Metin Bölümü
Ankara'da resmi ziyaretlerde bulunan Avrupa Birliği'nde genişlemeden sorumlu Günter Verheugen, Türkiye'nin kısa vadeli taahhütlerini 19 Mart itibariyle tamamlaması gerektiğine dikkat çekti ve "Türk dostlarım bu hedeflerin gerçekleşmesi için atacakları adımları anlatacaklar" dedi.
Verheugen, Avrupa Komisyonu Türkiye Temsilcisi Karen Fogg'a ait olduğu iddia edilen e-posta mesajlarının yayınlanması konusuna da değindi. Olayın bir kriz olmadığını belirten Verheugen, "Bu olay, büyükelçiliğimize karşı işlenmiş bir suçtur. Türk otoritelerin olayla ilgili girişimde bulunmalarından mutlu oldum. Umarım bir daha tekrarlanmaz" diye konuştu.
Türkiye'yi AB Üyesi Görmek İstiyoruz
Verheugen, Türkiye'deki anayasal değişikliklerin, Türkiye açısından bakınca bir ilerleme olduğunu, ancak idam cezası ve eğitim hakkı konularında da beklentilerinin bulunduğunu söyledi. Verheugen, Dışişleri Bakanı İsmail Cem ile görüşmesinin ardından düzenlenen ortak basın toplantısında, Türkiye'deki anayasal değişiklikler konusuna değindi. Türkiye'yi AB üyesi olarak görmek istediklerini ve bu konudaki tutumlarının çok net olduğunu ifade eden Verheugen, müzakere sürecinin, siyasi kriterleri tamamıyla yerine getirilmesiyle başlatılacağına dikkat çekti.
Türkiye'de bu konuda bir gelişme olduğunu ve kendilerinin de bu gelişmenin devam etmesi konusunda teşvik edici durumda olduklarını kaydeden Verheugen, Türkiye'deki süreci izleyeceklerini ve müzakere tarihinin kesinlikle kaydedilecek gelişmelere bağlı olduğunu belirtti. Verheugen, "Bunların başarılması halinde, ben kendi açımızdan tarih konusunda bir erteleme olmayacağı sözünü verebilirim. Ancak sonuçta, bu tarih de ülkedeki gelişmelere bağlı.'' dedi.

Alıştırma Yönergeleri
1/ Verheugen'in Ankara ziyaretine ilişkin metne göre Türkiye, kısa vadeli taahhütlerini hangi tarih itibarıyla tamamlamalıdır?
2/ Aşağıdaki ifadelerin Verheugen'in Ankara ziyaretine ilişkin metinle uyuşup uyuşmadığını belirtiniz. Her biri için evet ya da hayır yazınız ve metinden belirleyici sözcükleri aynen aktarınız.
(a) Verheugen, e-posta mesajlarının yayınlanmasını bir kriz olarak nitelendirmiştir.
(b) Verheugen, idam cezası ve eğitim hakkı konularında beklentileri bulunduğunu söylemiştir.
(c) Ortak basın toplantısı, Verheugen'in Dışişleri Bakanı İsmail Cem ile görüşmesinin ardından düzenlenmiştir.
3/ Verheugen'in Ankara ziyaretine ilişkin metni, son cümlesinden sonra gelecek biçimde sürdürünüz.

Veri Kümesi
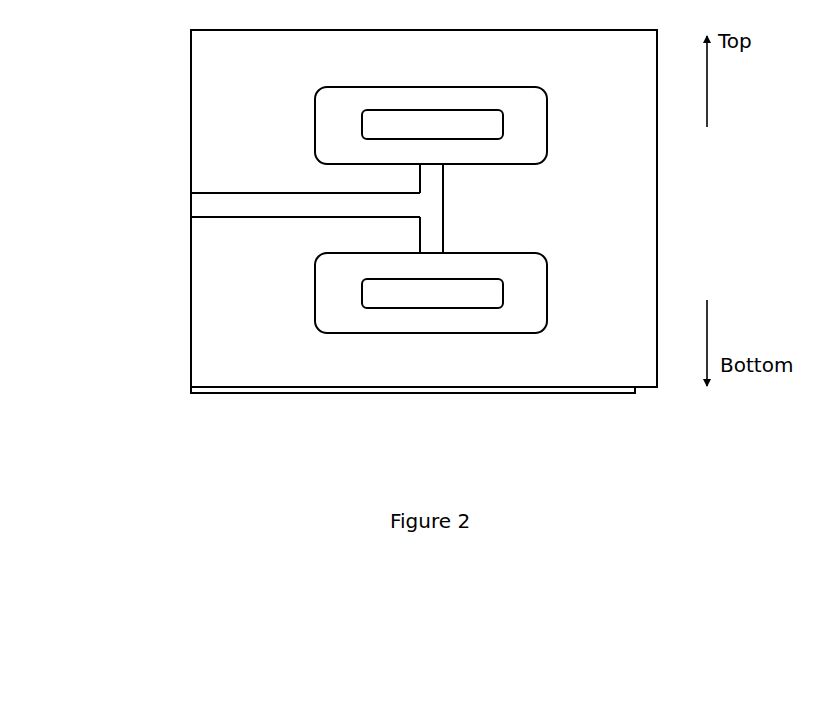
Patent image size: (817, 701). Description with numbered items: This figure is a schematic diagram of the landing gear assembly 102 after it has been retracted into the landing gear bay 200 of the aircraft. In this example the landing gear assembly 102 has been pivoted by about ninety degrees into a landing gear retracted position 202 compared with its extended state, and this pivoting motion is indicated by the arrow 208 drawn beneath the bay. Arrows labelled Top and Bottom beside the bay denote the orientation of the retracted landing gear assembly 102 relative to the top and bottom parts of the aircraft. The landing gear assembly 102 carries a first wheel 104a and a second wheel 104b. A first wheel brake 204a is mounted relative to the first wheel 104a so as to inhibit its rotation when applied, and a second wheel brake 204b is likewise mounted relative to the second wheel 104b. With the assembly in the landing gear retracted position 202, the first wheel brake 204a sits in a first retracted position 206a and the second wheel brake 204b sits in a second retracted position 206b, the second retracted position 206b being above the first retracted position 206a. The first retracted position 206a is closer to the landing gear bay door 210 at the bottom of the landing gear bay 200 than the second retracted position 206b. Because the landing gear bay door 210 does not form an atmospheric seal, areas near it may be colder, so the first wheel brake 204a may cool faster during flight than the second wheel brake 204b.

The landing gear bay 200 is at (158, 110).
The landing gear retracted position 202 is at (267, 137).
The landing gear assembly 102 is at (287, 238).
The first wheel 104a is at (527, 253).
The second wheel 104b is at (547, 112).
The first wheel brake 204a is at (459, 308).
The second wheel brake 204b is at (459, 109).
The first retracted position 206a is at (518, 290).
The second retracted position 206b is at (518, 131).
The arrow 208 is at (228, 478).
The landing gear bay door 210 is at (580, 393).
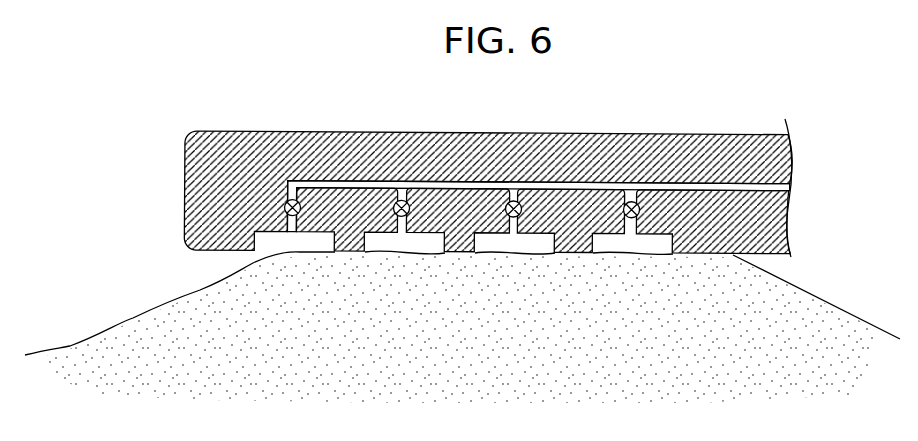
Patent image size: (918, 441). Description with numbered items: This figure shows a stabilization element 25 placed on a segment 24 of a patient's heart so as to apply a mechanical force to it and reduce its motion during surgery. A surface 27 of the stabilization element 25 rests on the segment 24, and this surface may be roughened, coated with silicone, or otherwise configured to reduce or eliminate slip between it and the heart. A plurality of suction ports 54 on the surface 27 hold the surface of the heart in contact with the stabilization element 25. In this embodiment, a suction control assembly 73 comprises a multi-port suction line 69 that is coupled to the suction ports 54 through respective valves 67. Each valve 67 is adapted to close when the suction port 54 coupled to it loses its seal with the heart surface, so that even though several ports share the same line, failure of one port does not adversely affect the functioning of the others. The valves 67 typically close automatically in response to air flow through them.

The stabilization element 25 is at (525, 180).
The suction control assembly 73 is at (682, 151).
The multi-port suction line 69 is at (368, 182).
The valve 67 is at (278, 203).
The suction port 54 is at (597, 245).
The surface 27 is at (791, 257).
The segment 24 is at (480, 328).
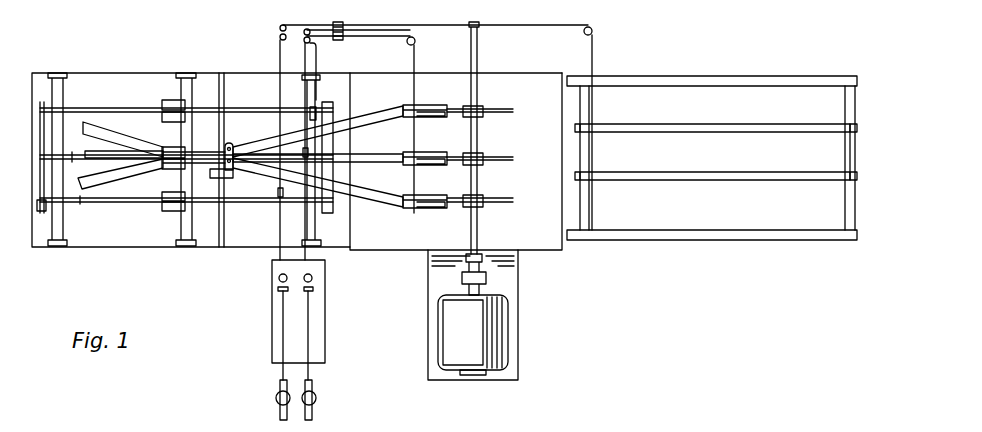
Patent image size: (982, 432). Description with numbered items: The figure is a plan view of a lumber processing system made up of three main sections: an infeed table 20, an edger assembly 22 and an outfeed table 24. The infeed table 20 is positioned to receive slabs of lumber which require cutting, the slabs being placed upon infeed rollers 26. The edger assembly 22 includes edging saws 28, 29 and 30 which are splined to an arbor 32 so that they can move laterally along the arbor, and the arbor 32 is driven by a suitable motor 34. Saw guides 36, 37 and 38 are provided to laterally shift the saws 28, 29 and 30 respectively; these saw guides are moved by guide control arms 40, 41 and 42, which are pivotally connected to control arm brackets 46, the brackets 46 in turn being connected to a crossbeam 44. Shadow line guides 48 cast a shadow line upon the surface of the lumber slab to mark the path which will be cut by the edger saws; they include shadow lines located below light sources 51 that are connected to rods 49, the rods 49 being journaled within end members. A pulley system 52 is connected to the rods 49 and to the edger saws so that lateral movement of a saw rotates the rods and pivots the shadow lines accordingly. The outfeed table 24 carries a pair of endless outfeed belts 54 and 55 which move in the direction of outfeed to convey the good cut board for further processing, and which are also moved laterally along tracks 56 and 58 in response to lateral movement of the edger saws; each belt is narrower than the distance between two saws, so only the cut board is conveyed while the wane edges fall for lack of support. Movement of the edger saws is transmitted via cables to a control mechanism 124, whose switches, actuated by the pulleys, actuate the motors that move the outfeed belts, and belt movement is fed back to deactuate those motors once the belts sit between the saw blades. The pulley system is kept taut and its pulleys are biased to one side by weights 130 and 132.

The infeed table 20 is at (118, 233).
The edger assembly 22 is at (380, 235).
The outfeed table 24 is at (635, 222).
The infeed rollers 26 is at (63, 100).
The edging saw 28 is at (455, 108).
The edging saw 29 is at (455, 155).
The edging saw 30 is at (453, 200).
The arbor 32 is at (477, 87).
The motor 34 is at (488, 340).
The saw guide 36 is at (425, 112).
The saw guide 37 is at (417, 158).
The saw guide 38 is at (417, 200).
The guide control arm 40 is at (108, 180).
The guide control arm 41 is at (110, 155).
The guide control arm 42 is at (113, 135).
The crossbeam 44 is at (222, 88).
The control arm brackets 46 is at (228, 175).
The shadow line guides 48 is at (72, 156).
The rods 49 is at (268, 107).
The light sources 51 is at (170, 102).
The pulley system 52 is at (372, 38).
The outfeed belt 54 is at (685, 130).
The outfeed belt 55 is at (688, 175).
The track 56 is at (580, 207).
The track 58 is at (850, 153).
The control mechanism 124 is at (318, 323).
The weight 130 is at (283, 404).
The weight 132 is at (315, 398).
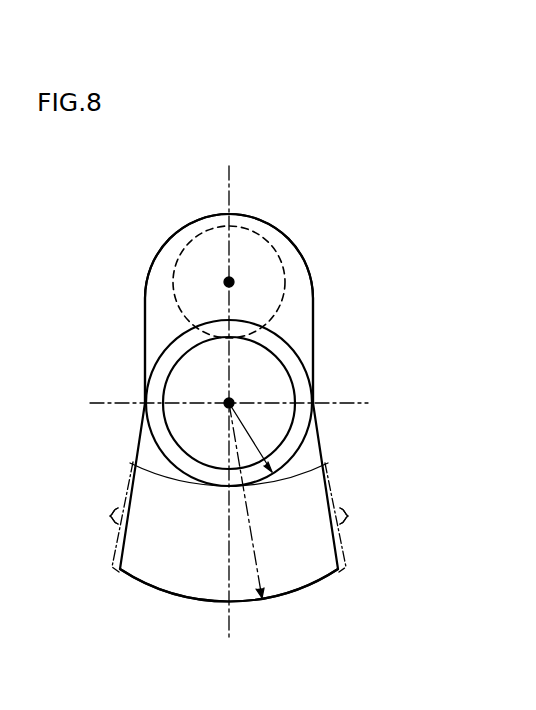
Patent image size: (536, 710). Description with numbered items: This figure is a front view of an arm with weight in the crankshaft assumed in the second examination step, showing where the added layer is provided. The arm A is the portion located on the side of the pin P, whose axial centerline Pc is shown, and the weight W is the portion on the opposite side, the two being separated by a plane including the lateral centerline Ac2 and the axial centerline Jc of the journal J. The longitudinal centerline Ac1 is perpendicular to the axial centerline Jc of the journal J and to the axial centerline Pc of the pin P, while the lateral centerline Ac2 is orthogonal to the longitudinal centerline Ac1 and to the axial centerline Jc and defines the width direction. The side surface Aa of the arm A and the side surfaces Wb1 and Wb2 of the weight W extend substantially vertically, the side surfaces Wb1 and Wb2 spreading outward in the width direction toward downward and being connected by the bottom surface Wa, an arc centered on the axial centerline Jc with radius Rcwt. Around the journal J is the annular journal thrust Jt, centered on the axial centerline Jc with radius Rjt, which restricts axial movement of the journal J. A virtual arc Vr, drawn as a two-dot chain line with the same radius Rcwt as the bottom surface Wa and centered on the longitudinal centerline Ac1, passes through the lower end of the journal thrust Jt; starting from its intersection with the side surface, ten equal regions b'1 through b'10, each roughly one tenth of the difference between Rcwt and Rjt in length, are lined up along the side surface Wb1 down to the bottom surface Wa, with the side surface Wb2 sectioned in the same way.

The pin P is at (217, 222).
The arm A is at (182, 227).
The axial centerline of the pin Pc is at (229, 282).
The longitudinal centerline Ac1 is at (230, 257).
The side surface of the arm Aa is at (143, 322).
The journal J is at (150, 373).
The journal thrust Jt is at (305, 375).
The axial centerline of the journal Jc is at (229, 403).
The lateral centerline Ac2 is at (350, 402).
The virtual arc Vr is at (128, 460).
The radius of the journal thrust Rjt is at (250, 437).
The web region 1 b'1 is at (221, 502).
The web region 10 b'10 is at (226, 527).
The side surface of the weight Wb1 is at (133, 488).
The side surface of the weight Wb2 is at (327, 488).
The radius of the bottom surface Rcwt is at (265, 500).
The weight W is at (130, 570).
The bottom surface Wa is at (190, 601).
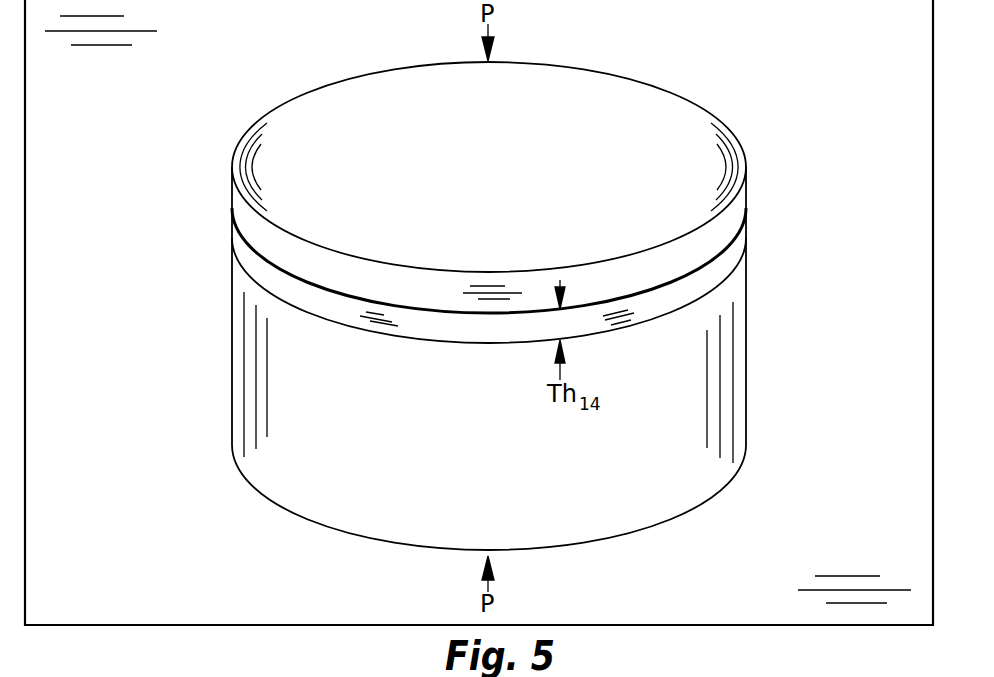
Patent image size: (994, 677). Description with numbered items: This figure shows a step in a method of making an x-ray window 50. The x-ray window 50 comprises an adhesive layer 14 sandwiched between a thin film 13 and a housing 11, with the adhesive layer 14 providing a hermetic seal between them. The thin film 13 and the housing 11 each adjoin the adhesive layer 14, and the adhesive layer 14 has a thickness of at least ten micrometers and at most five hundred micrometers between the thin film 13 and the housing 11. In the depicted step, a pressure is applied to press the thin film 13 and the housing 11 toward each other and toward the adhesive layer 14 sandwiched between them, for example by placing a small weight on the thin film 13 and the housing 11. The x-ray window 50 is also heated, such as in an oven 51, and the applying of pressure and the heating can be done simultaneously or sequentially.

The housing 11 is at (505, 450).
The thin film 13 is at (504, 176).
The adhesive layer 14 is at (742, 254).
The x-ray window 50 is at (151, 260).
The oven 51 is at (900, 27).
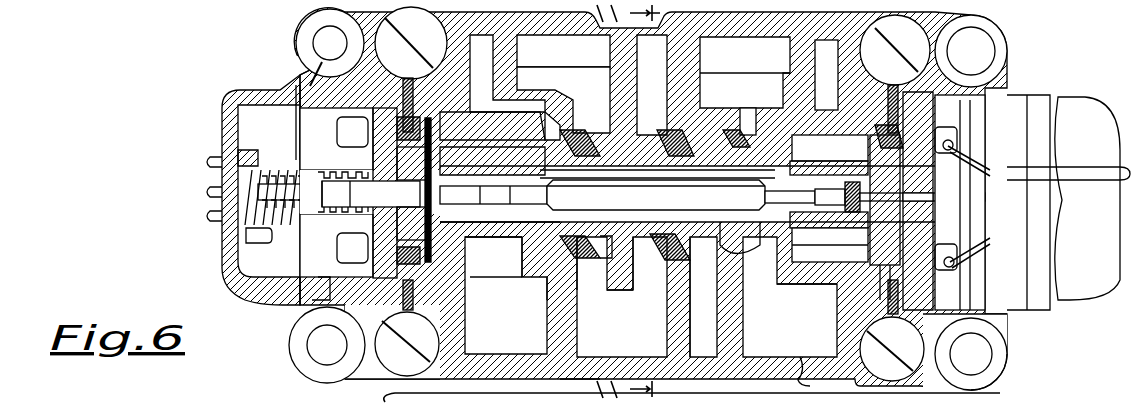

Alıştırma Cevapları
1/ 19 Mart itibariyle.

2/
(a) Hayır: "Olayın bir kriz olmadığını belirten Verheugen"
(b) Evet: "ancak idam cezası ve eğitim hakkı konularında da beklentilerinin bulunduğunu söyledi"
(c) Evet: "Dışişleri Bakanı İsmail Cem ile görüşmesinin ardından düzenlenen ortak basın toplantısında"

3/
Türkiye'den alabileceğimiz değerler
İstanbul'daki İKO-AB Forumu'na da değinen Verheugen şunları kaydetti:
''Türkiye'nin inisiyatifi ile çok katılımlı bir forum oldu. Burada çok önemli iki unsur görebiliriz. Bunlardan biri, eğer diyalog ciddiyse, terörizme karşı mücadele çok daha kapsamlı olabilir. İkinci nokta daha önemli, toplantı Avrupa'nın Türkiye'den üye olarak alabileceği değerleri gösterdi. Bu değerler orda duruyordu, ancak şimdi daha bir görünür hale geldi ve Türkiye'nin hiç kimsenin sunamayacağı bir şeyleri olduğunu gösterdi.''
Verheugen, Kıbrıs'taki müzakere sürecini de desteklediklerini, ancak Rum kesiminin üyelik süreci zamanlamasında herhangi bir değişiklik olmadığını sözlerine ekledi.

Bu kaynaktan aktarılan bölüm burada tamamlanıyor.